Dataset records on visual material
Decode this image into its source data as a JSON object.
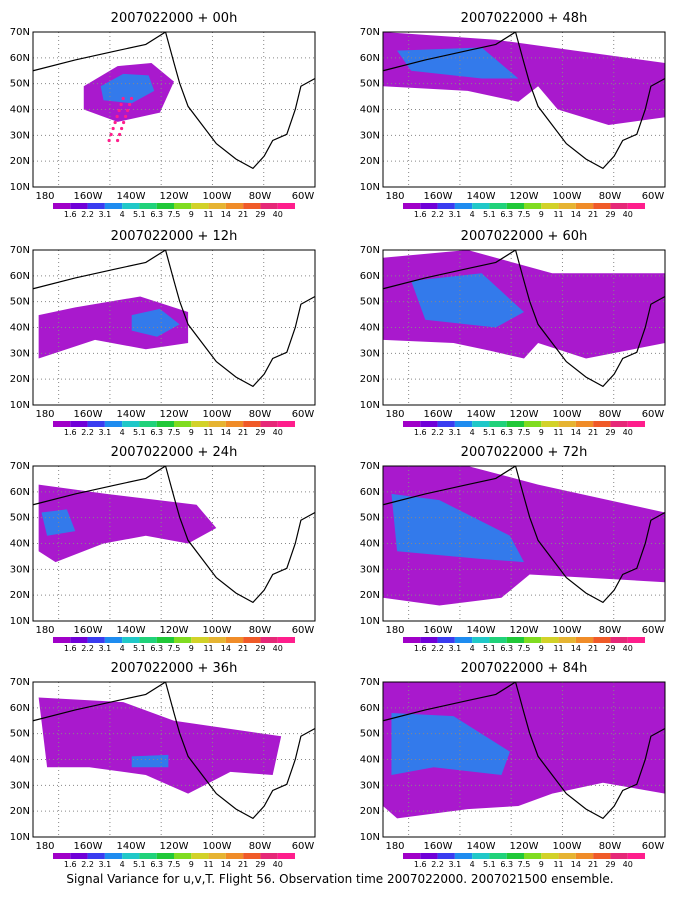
{
  "caption": "Signal Variance for u,v,T. Flight 56. Observation time 2007022000. 2007021500 ensemble.",
  "colorbar": {
    "labels": [
      "1.6",
      "2.2",
      "3.1",
      "4",
      "5.1",
      "6.3",
      "7.5",
      "9",
      "11",
      "14",
      "21",
      "29",
      "40"
    ],
    "colors": [
      "#a000c8",
      "#7000d8",
      "#3a3cf0",
      "#1e8cf0",
      "#20c8c8",
      "#20d27a",
      "#20c838",
      "#80dc20",
      "#d2d228",
      "#e6b432",
      "#f08c28",
      "#f05a28",
      "#e62878",
      "#ff1e8c"
    ]
  },
  "map": {
    "lat_ticks": [
      "10N",
      "20N",
      "30N",
      "40N",
      "50N",
      "60N",
      "70N"
    ],
    "lon_ticks": [
      "180",
      "160W",
      "140W",
      "120W",
      "100W",
      "80W",
      "60W"
    ]
  },
  "panels": [
    {
      "title": "2007022000 + 00h",
      "lead_hours": 0
    },
    {
      "title": "2007022000 + 48h",
      "lead_hours": 48
    },
    {
      "title": "2007022000 + 12h",
      "lead_hours": 12
    },
    {
      "title": "2007022000 + 60h",
      "lead_hours": 60
    },
    {
      "title": "2007022000 + 24h",
      "lead_hours": 24
    },
    {
      "title": "2007022000 + 72h",
      "lead_hours": 72
    },
    {
      "title": "2007022000 + 36h",
      "lead_hours": 36
    },
    {
      "title": "2007022000 + 84h",
      "lead_hours": 84
    }
  ]
}
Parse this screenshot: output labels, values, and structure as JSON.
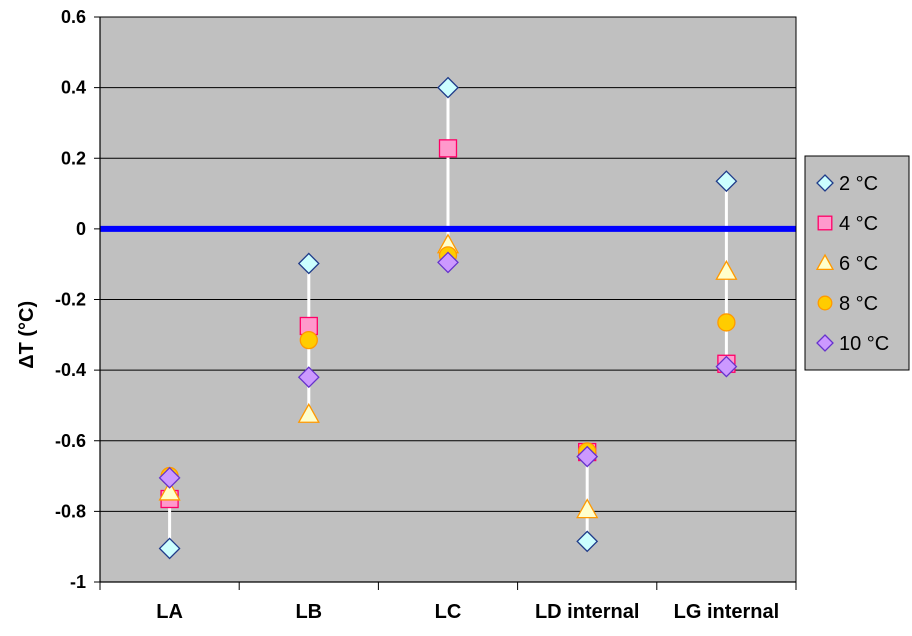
{
  "chart_data": {
    "type": "scatter",
    "title": "",
    "xlabel": "",
    "ylabel": "ΔT (°C)",
    "categories": [
      "LA",
      "LB",
      "LC",
      "LD internal",
      "LG internal"
    ],
    "ylim": [
      -1,
      0.6
    ],
    "yticks": [
      0.6,
      0.4,
      0.2,
      0,
      -0.2,
      -0.4,
      -0.6,
      -0.8,
      -1
    ],
    "ytick_labels": [
      "0.6",
      "0.4",
      "0.2",
      "0",
      "-0.2",
      "-0.4",
      "-0.6",
      "-0.8",
      "-1"
    ],
    "grid": true,
    "legend_position": "right",
    "zero_line_color": "#0000ff",
    "plot_background": "#c0c0c0",
    "range_line_color": "#ffffff",
    "series": [
      {
        "name": "2 °C",
        "marker": "diamond",
        "fill": "#ccffff",
        "stroke": "#1f3b8a",
        "values": [
          -0.905,
          -0.098,
          0.4,
          -0.885,
          0.135
        ]
      },
      {
        "name": "4 °C",
        "marker": "square",
        "fill": "#ff99cc",
        "stroke": "#ff0066",
        "values": [
          -0.765,
          -0.275,
          0.228,
          -0.632,
          -0.382
        ]
      },
      {
        "name": "6 °C",
        "marker": "triangle",
        "fill": "#ffffcc",
        "stroke": "#ff9900",
        "values": [
          -0.745,
          -0.525,
          -0.045,
          -0.795,
          -0.12
        ]
      },
      {
        "name": "8 °C",
        "marker": "circle",
        "fill": "#ffcc00",
        "stroke": "#ff9900",
        "values": [
          -0.7,
          -0.315,
          -0.075,
          -0.63,
          -0.265
        ]
      },
      {
        "name": "10 °C",
        "marker": "diamond",
        "fill": "#cc99ff",
        "stroke": "#6633cc",
        "values": [
          -0.705,
          -0.42,
          -0.095,
          -0.645,
          -0.39
        ]
      }
    ]
  }
}
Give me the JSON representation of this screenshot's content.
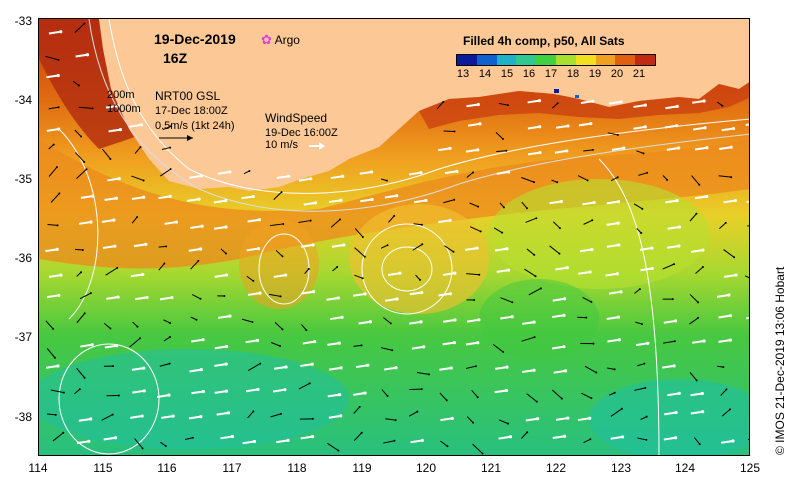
{
  "map": {
    "date": "19-Dec-2019",
    "hour": "16Z",
    "argo_label": "Argo",
    "argo_color": "#e040e0",
    "contour_legend": [
      "200m",
      "1000m"
    ],
    "current_title": "NRT00 GSL",
    "current_date": "17-Dec 18:00Z",
    "current_scale": "0.5m/s (1kt 24h)",
    "wind_title": "WindSpeed",
    "wind_date": "19-Dec 16:00Z",
    "wind_scale": "10 m/s",
    "colorbar_title": "Filled 4h comp, p50, All Sats",
    "colorbar_ticks": [
      "13",
      "14",
      "15",
      "16",
      "17",
      "18",
      "19",
      "20",
      "21"
    ],
    "colorbar_colors": [
      "#0a1a9a",
      "#1060d0",
      "#20b0c8",
      "#30c890",
      "#40d040",
      "#a8e030",
      "#f0e020",
      "#f0a020",
      "#e06010",
      "#c02a10"
    ],
    "latitudes": [
      "-33",
      "-34",
      "-35",
      "-36",
      "-37",
      "-38"
    ],
    "longitudes": [
      "114",
      "115",
      "116",
      "117",
      "118",
      "119",
      "120",
      "121",
      "122",
      "123",
      "124",
      "125"
    ],
    "copyright": "© IMOS 21-Dec-2019 13:06 Hobart",
    "land_color": "#fcc896"
  }
}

EXERCISE DESCRIPTION:
Above are the records; reproduce them exactly and leave out the pictures.

ANSWER:
Decode this image into its source data as a JSON object.
{
  "caption": "Signal Variance for u,v,T. Flight 56. Observation time 2007022000. 2007021500 ensemble.",
  "colorbar": {
    "labels": [
      "1.6",
      "2.2",
      "3.1",
      "4",
      "5.1",
      "6.3",
      "7.5",
      "9",
      "11",
      "14",
      "21",
      "29",
      "40"
    ],
    "colors": [
      "#a000c8",
      "#7000d8",
      "#3a3cf0",
      "#1e8cf0",
      "#20c8c8",
      "#20d27a",
      "#20c838",
      "#80dc20",
      "#d2d228",
      "#e6b432",
      "#f08c28",
      "#f05a28",
      "#e62878",
      "#ff1e8c"
    ]
  },
  "map": {
    "lat_ticks": [
      "10N",
      "20N",
      "30N",
      "40N",
      "50N",
      "60N",
      "70N"
    ],
    "lon_ticks": [
      "180",
      "160W",
      "140W",
      "120W",
      "100W",
      "80W",
      "60W"
    ]
  },
  "panels": [
    {
      "title": "2007022000 + 00h",
      "lead_hours": 0
    },
    {
      "title": "2007022000 + 48h",
      "lead_hours": 48
    },
    {
      "title": "2007022000 + 12h",
      "lead_hours": 12
    },
    {
      "title": "2007022000 + 60h",
      "lead_hours": 60
    },
    {
      "title": "2007022000 + 24h",
      "lead_hours": 24
    },
    {
      "title": "2007022000 + 72h",
      "lead_hours": 72
    },
    {
      "title": "2007022000 + 36h",
      "lead_hours": 36
    },
    {
      "title": "2007022000 + 84h",
      "lead_hours": 84
    }
  ]
}
Parse this screenshot: output labels, values, and structure as JSON.
{
  "chart_data": {
    "type": "scatter",
    "title": "",
    "xlabel": "",
    "ylabel": "ΔT (°C)",
    "categories": [
      "LA",
      "LB",
      "LC",
      "LD internal",
      "LG internal"
    ],
    "ylim": [
      -1,
      0.6
    ],
    "yticks": [
      0.6,
      0.4,
      0.2,
      0,
      -0.2,
      -0.4,
      -0.6,
      -0.8,
      -1
    ],
    "ytick_labels": [
      "0.6",
      "0.4",
      "0.2",
      "0",
      "-0.2",
      "-0.4",
      "-0.6",
      "-0.8",
      "-1"
    ],
    "grid": true,
    "legend_position": "right",
    "zero_line_color": "#0000ff",
    "plot_background": "#c0c0c0",
    "range_line_color": "#ffffff",
    "series": [
      {
        "name": "2 °C",
        "marker": "diamond",
        "fill": "#ccffff",
        "stroke": "#1f3b8a",
        "values": [
          -0.905,
          -0.098,
          0.4,
          -0.885,
          0.135
        ]
      },
      {
        "name": "4 °C",
        "marker": "square",
        "fill": "#ff99cc",
        "stroke": "#ff0066",
        "values": [
          -0.765,
          -0.275,
          0.228,
          -0.632,
          -0.382
        ]
      },
      {
        "name": "6 °C",
        "marker": "triangle",
        "fill": "#ffffcc",
        "stroke": "#ff9900",
        "values": [
          -0.745,
          -0.525,
          -0.045,
          -0.795,
          -0.12
        ]
      },
      {
        "name": "8 °C",
        "marker": "circle",
        "fill": "#ffcc00",
        "stroke": "#ff9900",
        "values": [
          -0.7,
          -0.315,
          -0.075,
          -0.63,
          -0.265
        ]
      },
      {
        "name": "10 °C",
        "marker": "diamond",
        "fill": "#cc99ff",
        "stroke": "#6633cc",
        "values": [
          -0.705,
          -0.42,
          -0.095,
          -0.645,
          -0.39
        ]
      }
    ]
  }
}
Give me the JSON representation of this screenshot's content.
{
  "map": {
    "date": "19-Dec-2019",
    "hour": "16Z",
    "argo_label": "Argo",
    "argo_color": "#e040e0",
    "contour_legend": [
      "200m",
      "1000m"
    ],
    "current_title": "NRT00 GSL",
    "current_date": "17-Dec 18:00Z",
    "current_scale": "0.5m/s (1kt 24h)",
    "wind_title": "WindSpeed",
    "wind_date": "19-Dec 16:00Z",
    "wind_scale": "10 m/s",
    "colorbar_title": "Filled 4h comp, p50, All Sats",
    "colorbar_ticks": [
      "13",
      "14",
      "15",
      "16",
      "17",
      "18",
      "19",
      "20",
      "21"
    ],
    "colorbar_colors": [
      "#0a1a9a",
      "#1060d0",
      "#20b0c8",
      "#30c890",
      "#40d040",
      "#a8e030",
      "#f0e020",
      "#f0a020",
      "#e06010",
      "#c02a10"
    ],
    "latitudes": [
      "-33",
      "-34",
      "-35",
      "-36",
      "-37",
      "-38"
    ],
    "longitudes": [
      "114",
      "115",
      "116",
      "117",
      "118",
      "119",
      "120",
      "121",
      "122",
      "123",
      "124",
      "125"
    ],
    "copyright": "© IMOS 21-Dec-2019 13:06 Hobart",
    "land_color": "#fcc896"
  }
}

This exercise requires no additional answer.